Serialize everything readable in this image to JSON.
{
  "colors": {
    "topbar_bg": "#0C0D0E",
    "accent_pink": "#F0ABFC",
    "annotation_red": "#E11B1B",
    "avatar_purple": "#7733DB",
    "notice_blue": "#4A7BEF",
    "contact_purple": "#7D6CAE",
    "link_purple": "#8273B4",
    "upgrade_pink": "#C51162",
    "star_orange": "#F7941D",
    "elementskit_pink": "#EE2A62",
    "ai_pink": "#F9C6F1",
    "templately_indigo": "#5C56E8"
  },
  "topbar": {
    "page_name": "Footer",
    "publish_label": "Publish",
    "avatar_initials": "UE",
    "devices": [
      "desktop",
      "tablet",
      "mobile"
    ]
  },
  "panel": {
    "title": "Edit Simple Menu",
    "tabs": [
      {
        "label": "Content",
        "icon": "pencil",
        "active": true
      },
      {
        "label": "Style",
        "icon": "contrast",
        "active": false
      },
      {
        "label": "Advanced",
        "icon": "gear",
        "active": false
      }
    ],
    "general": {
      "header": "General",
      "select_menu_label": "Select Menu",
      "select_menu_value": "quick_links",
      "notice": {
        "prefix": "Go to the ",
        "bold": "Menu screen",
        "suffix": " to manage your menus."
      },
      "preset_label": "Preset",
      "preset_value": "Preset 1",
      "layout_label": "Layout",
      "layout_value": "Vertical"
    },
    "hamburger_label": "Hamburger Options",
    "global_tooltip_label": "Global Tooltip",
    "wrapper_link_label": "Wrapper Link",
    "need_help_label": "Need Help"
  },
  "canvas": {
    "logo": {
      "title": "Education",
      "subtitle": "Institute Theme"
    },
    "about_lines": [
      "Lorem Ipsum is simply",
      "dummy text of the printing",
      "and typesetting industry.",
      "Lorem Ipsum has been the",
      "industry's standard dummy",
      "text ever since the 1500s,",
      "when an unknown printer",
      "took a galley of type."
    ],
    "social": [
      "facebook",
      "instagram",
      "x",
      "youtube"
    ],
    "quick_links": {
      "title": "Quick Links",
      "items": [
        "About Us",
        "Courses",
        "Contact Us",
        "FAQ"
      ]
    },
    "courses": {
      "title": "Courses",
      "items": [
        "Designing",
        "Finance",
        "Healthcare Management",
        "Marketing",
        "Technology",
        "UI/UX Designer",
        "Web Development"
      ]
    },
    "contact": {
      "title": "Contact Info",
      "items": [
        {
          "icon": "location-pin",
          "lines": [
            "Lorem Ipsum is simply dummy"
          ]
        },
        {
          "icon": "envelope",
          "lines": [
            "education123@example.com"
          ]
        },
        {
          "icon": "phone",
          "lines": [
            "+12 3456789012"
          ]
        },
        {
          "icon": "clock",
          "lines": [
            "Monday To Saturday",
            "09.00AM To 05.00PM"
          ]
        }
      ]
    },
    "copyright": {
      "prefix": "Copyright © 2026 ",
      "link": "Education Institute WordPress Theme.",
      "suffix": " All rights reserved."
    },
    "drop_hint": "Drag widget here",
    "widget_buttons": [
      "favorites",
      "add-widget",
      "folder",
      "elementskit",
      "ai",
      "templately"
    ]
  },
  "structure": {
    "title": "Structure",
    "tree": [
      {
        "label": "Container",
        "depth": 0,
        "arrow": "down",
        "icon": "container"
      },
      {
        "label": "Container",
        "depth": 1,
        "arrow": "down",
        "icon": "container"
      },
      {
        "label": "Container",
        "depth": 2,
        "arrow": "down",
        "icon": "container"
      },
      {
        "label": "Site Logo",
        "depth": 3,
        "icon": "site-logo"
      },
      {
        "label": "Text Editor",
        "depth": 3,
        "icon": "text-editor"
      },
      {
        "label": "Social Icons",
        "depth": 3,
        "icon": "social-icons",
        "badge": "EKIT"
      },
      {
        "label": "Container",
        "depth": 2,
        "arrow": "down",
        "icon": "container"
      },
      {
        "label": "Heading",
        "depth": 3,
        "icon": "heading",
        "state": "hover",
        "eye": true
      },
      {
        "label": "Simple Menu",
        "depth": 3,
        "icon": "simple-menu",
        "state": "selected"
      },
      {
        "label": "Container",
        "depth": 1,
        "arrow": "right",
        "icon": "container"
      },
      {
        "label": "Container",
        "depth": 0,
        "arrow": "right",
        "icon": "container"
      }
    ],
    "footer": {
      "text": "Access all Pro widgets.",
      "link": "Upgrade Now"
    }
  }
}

What to work on:
Every record should be repeated exactly; please leave none out.

Correct result:
Serialize everything readable in this image to JSON.
{
  "colors": {
    "topbar_bg": "#0C0D0E",
    "accent_pink": "#F0ABFC",
    "annotation_red": "#E11B1B",
    "avatar_purple": "#7733DB",
    "notice_blue": "#4A7BEF",
    "contact_purple": "#7D6CAE",
    "link_purple": "#8273B4",
    "upgrade_pink": "#C51162",
    "star_orange": "#F7941D",
    "elementskit_pink": "#EE2A62",
    "ai_pink": "#F9C6F1",
    "templately_indigo": "#5C56E8"
  },
  "topbar": {
    "page_name": "Footer",
    "publish_label": "Publish",
    "avatar_initials": "UE",
    "devices": [
      "desktop",
      "tablet",
      "mobile"
    ]
  },
  "panel": {
    "title": "Edit Simple Menu",
    "tabs": [
      {
        "label": "Content",
        "icon": "pencil",
        "active": true
      },
      {
        "label": "Style",
        "icon": "contrast",
        "active": false
      },
      {
        "label": "Advanced",
        "icon": "gear",
        "active": false
      }
    ],
    "general": {
      "header": "General",
      "select_menu_label": "Select Menu",
      "select_menu_value": "quick_links",
      "notice": {
        "prefix": "Go to the ",
        "bold": "Menu screen",
        "suffix": " to manage your menus."
      },
      "preset_label": "Preset",
      "preset_value": "Preset 1",
      "layout_label": "Layout",
      "layout_value": "Vertical"
    },
    "hamburger_label": "Hamburger Options",
    "global_tooltip_label": "Global Tooltip",
    "wrapper_link_label": "Wrapper Link",
    "need_help_label": "Need Help"
  },
  "canvas": {
    "logo": {
      "title": "Education",
      "subtitle": "Institute Theme"
    },
    "about_lines": [
      "Lorem Ipsum is simply",
      "dummy text of the printing",
      "and typesetting industry.",
      "Lorem Ipsum has been the",
      "industry's standard dummy",
      "text ever since the 1500s,",
      "when an unknown printer",
      "took a galley of type."
    ],
    "social": [
      "facebook",
      "instagram",
      "x",
      "youtube"
    ],
    "quick_links": {
      "title": "Quick Links",
      "items": [
        "About Us",
        "Courses",
        "Contact Us",
        "FAQ"
      ]
    },
    "courses": {
      "title": "Courses",
      "items": [
        "Designing",
        "Finance",
        "Healthcare Management",
        "Marketing",
        "Technology",
        "UI/UX Designer",
        "Web Development"
      ]
    },
    "contact": {
      "title": "Contact Info",
      "items": [
        {
          "icon": "location-pin",
          "lines": [
            "Lorem Ipsum is simply dummy"
          ]
        },
        {
          "icon": "envelope",
          "lines": [
            "education123@example.com"
          ]
        },
        {
          "icon": "phone",
          "lines": [
            "+12 3456789012"
          ]
        },
        {
          "icon": "clock",
          "lines": [
            "Monday To Saturday",
            "09.00AM To 05.00PM"
          ]
        }
      ]
    },
    "copyright": {
      "prefix": "Copyright © 2026 ",
      "link": "Education Institute WordPress Theme.",
      "suffix": " All rights reserved."
    },
    "drop_hint": "Drag widget here",
    "widget_buttons": [
      "favorites",
      "add-widget",
      "folder",
      "elementskit",
      "ai",
      "templately"
    ]
  },
  "structure": {
    "title": "Structure",
    "tree": [
      {
        "label": "Container",
        "depth": 0,
        "arrow": "down",
        "icon": "container"
      },
      {
        "label": "Container",
        "depth": 1,
        "arrow": "down",
        "icon": "container"
      },
      {
        "label": "Container",
        "depth": 2,
        "arrow": "down",
        "icon": "container"
      },
      {
        "label": "Site Logo",
        "depth": 3,
        "icon": "site-logo"
      },
      {
        "label": "Text Editor",
        "depth": 3,
        "icon": "text-editor"
      },
      {
        "label": "Social Icons",
        "depth": 3,
        "icon": "social-icons",
        "badge": "EKIT"
      },
      {
        "label": "Container",
        "depth": 2,
        "arrow": "down",
        "icon": "container"
      },
      {
        "label": "Heading",
        "depth": 3,
        "icon": "heading",
        "state": "hover",
        "eye": true
      },
      {
        "label": "Simple Menu",
        "depth": 3,
        "icon": "simple-menu",
        "state": "selected"
      },
      {
        "label": "Container",
        "depth": 1,
        "arrow": "right",
        "icon": "container"
      },
      {
        "label": "Container",
        "depth": 0,
        "arrow": "right",
        "icon": "container"
      }
    ],
    "footer": {
      "text": "Access all Pro widgets.",
      "link": "Upgrade Now"
    }
  }
}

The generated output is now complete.